WHAT YOU HAVE TO DO | Gather up the lines that contain "grid".
### SUPPLIED INFORMATION ###
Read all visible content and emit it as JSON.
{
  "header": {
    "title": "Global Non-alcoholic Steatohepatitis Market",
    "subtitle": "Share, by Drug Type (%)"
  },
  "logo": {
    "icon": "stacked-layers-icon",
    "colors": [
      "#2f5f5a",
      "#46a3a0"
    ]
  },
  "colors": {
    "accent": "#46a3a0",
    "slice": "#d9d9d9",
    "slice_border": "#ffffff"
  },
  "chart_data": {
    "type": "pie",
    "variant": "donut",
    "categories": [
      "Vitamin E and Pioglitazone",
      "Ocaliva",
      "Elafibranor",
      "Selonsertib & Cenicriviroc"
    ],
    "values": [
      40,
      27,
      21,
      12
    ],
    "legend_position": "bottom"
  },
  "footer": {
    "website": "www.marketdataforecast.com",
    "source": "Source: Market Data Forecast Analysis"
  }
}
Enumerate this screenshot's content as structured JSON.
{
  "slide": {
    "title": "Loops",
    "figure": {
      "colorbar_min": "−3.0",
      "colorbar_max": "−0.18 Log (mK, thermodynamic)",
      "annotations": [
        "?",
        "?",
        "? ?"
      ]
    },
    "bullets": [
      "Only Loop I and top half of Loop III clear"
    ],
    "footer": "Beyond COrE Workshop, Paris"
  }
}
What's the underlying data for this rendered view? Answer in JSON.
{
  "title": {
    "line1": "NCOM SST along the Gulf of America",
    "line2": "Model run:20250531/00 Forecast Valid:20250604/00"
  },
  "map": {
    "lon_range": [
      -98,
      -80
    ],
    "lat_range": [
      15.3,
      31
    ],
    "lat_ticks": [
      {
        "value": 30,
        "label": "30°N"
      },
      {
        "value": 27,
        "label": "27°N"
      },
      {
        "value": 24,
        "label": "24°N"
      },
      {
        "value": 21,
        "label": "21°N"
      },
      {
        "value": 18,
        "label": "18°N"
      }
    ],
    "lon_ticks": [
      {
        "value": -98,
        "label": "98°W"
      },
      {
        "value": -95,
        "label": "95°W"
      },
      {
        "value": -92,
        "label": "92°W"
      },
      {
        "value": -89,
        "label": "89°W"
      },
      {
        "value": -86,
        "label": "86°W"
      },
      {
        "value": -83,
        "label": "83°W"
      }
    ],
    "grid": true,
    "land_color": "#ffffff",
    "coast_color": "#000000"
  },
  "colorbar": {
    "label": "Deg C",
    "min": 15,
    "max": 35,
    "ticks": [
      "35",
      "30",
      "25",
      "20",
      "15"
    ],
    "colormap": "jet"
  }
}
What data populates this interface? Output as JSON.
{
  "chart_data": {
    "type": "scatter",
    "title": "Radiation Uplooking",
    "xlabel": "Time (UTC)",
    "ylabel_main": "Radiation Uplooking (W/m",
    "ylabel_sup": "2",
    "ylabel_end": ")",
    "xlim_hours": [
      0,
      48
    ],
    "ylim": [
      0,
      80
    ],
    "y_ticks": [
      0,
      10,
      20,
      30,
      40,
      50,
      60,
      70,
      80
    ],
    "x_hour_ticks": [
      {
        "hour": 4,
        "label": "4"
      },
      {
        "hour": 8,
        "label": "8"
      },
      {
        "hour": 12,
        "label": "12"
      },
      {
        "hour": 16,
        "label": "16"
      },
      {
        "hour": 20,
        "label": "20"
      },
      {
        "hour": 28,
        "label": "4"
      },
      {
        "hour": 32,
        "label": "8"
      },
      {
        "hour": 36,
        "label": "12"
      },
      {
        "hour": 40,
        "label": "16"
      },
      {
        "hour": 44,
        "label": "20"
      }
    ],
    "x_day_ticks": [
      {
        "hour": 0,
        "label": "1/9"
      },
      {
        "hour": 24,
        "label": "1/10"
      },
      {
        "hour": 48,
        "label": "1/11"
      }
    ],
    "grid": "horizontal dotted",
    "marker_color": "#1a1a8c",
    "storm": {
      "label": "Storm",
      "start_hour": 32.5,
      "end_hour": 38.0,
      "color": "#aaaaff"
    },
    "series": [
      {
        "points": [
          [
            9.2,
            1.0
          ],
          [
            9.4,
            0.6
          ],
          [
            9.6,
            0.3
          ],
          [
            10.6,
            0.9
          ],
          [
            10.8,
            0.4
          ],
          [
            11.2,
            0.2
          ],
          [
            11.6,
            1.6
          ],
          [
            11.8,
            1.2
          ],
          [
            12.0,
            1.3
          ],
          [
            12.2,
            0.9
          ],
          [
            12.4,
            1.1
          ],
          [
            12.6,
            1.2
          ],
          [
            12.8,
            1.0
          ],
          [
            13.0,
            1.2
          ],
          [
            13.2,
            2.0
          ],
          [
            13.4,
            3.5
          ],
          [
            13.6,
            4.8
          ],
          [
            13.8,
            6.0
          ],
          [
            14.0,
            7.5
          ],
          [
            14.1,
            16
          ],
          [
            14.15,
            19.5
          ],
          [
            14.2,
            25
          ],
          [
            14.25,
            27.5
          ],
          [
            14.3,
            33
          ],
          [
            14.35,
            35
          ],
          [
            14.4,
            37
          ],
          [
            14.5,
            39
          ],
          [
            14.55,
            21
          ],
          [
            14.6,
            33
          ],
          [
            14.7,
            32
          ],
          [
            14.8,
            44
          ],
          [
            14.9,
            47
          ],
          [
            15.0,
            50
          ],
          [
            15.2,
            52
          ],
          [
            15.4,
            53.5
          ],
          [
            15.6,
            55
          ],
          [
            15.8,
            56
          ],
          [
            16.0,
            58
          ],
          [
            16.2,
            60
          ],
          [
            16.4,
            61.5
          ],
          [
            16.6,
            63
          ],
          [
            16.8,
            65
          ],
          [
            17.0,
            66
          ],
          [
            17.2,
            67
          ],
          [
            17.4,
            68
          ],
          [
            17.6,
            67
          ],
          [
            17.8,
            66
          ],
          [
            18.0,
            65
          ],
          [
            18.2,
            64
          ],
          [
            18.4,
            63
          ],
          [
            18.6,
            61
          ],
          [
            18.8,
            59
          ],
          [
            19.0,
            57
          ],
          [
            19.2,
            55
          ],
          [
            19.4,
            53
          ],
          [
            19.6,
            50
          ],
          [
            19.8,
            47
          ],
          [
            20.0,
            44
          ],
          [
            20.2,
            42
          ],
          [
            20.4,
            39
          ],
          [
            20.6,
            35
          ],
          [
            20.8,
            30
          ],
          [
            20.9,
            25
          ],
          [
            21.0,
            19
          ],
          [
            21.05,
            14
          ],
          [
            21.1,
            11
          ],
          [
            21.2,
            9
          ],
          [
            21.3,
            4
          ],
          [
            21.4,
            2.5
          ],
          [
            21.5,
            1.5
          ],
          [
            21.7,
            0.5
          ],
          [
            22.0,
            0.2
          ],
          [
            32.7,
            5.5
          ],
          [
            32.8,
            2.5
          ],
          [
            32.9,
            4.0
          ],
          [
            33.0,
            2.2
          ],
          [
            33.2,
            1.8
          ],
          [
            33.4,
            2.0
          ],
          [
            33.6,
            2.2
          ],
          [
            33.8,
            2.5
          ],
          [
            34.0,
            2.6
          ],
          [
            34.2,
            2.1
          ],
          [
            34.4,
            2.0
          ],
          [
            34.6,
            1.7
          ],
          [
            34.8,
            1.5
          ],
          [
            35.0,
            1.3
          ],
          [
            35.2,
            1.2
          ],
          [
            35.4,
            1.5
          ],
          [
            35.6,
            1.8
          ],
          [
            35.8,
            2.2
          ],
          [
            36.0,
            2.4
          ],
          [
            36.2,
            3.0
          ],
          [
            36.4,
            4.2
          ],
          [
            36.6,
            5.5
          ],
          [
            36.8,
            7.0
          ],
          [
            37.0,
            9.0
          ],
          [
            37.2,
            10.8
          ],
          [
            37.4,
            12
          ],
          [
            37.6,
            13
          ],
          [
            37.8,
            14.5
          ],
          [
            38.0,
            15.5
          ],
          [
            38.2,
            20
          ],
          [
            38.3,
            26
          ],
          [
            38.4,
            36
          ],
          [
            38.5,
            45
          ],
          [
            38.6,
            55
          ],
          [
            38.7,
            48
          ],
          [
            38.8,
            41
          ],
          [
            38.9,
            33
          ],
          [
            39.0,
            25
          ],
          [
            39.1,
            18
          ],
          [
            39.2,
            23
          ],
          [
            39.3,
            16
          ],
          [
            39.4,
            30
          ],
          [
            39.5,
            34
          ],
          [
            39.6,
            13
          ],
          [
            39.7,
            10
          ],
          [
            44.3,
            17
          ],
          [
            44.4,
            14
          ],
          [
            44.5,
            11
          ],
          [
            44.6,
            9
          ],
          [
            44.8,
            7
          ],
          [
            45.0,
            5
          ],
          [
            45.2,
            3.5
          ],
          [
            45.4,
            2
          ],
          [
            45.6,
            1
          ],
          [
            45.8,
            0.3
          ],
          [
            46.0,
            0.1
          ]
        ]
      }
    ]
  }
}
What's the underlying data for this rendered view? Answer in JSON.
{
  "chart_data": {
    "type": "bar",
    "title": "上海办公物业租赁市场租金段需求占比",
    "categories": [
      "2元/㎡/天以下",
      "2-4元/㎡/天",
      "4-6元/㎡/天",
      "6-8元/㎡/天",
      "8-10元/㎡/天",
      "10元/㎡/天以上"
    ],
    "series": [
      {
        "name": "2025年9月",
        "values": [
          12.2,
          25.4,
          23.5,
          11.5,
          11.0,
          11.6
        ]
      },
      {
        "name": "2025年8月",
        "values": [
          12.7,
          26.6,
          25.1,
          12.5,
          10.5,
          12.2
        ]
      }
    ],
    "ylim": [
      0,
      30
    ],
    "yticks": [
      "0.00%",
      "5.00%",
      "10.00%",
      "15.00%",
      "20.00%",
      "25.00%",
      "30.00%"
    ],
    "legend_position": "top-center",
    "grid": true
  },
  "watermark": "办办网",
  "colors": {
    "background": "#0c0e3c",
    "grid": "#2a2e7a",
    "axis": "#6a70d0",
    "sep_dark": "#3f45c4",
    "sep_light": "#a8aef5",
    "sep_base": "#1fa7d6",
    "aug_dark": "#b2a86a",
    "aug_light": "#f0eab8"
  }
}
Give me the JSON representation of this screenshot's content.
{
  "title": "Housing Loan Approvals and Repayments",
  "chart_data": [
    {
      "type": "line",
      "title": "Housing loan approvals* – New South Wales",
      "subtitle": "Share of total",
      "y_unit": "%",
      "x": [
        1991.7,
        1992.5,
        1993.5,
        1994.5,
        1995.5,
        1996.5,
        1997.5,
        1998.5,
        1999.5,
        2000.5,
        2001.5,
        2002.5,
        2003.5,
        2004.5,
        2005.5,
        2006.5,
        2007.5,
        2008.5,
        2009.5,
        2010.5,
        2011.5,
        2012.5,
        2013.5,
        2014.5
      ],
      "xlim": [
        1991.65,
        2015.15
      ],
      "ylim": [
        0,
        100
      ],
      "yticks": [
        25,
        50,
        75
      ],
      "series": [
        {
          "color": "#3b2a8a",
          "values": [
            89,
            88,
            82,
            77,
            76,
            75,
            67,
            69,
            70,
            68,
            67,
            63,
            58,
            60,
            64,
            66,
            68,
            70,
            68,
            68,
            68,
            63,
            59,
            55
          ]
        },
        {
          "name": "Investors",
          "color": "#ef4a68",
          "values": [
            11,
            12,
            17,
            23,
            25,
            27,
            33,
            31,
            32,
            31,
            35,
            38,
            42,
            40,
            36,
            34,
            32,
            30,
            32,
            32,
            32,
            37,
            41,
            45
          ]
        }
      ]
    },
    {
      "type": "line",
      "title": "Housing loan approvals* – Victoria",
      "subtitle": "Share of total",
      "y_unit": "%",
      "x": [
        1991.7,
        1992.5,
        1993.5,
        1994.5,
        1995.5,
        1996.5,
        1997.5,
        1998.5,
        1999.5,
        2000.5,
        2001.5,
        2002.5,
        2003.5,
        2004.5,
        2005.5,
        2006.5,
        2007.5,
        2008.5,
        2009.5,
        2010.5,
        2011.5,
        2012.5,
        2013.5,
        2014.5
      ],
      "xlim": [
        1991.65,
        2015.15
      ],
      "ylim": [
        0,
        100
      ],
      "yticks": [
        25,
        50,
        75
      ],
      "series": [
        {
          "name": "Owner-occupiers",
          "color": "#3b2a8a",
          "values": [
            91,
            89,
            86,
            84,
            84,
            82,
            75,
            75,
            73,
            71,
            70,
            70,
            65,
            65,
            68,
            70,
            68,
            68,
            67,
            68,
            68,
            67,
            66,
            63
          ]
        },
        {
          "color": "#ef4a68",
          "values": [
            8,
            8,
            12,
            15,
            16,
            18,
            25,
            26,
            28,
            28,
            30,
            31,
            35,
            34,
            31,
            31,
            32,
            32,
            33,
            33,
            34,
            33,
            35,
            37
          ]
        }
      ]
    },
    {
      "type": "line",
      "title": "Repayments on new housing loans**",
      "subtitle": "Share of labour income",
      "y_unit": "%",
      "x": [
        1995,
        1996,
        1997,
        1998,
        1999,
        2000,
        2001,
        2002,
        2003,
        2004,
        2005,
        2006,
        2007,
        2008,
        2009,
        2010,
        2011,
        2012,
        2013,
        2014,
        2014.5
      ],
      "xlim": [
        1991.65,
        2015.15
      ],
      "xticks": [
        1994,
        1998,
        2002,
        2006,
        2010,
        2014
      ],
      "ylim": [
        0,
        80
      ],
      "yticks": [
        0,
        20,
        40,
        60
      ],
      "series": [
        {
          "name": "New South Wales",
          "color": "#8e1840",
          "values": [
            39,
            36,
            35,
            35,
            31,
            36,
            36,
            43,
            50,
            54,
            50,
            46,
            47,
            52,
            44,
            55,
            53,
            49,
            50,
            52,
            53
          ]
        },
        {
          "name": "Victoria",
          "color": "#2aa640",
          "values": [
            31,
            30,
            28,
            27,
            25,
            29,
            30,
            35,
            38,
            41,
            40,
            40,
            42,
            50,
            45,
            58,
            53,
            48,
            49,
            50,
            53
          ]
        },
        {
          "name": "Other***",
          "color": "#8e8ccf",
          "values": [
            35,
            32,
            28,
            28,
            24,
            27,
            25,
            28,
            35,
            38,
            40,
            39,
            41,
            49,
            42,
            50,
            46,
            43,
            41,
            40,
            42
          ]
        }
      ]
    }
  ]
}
###
RESPONSE |
    "grid": true,
    "grid": "horizontal dotted",
    "grid": true
    "grid": "#2a2e7a",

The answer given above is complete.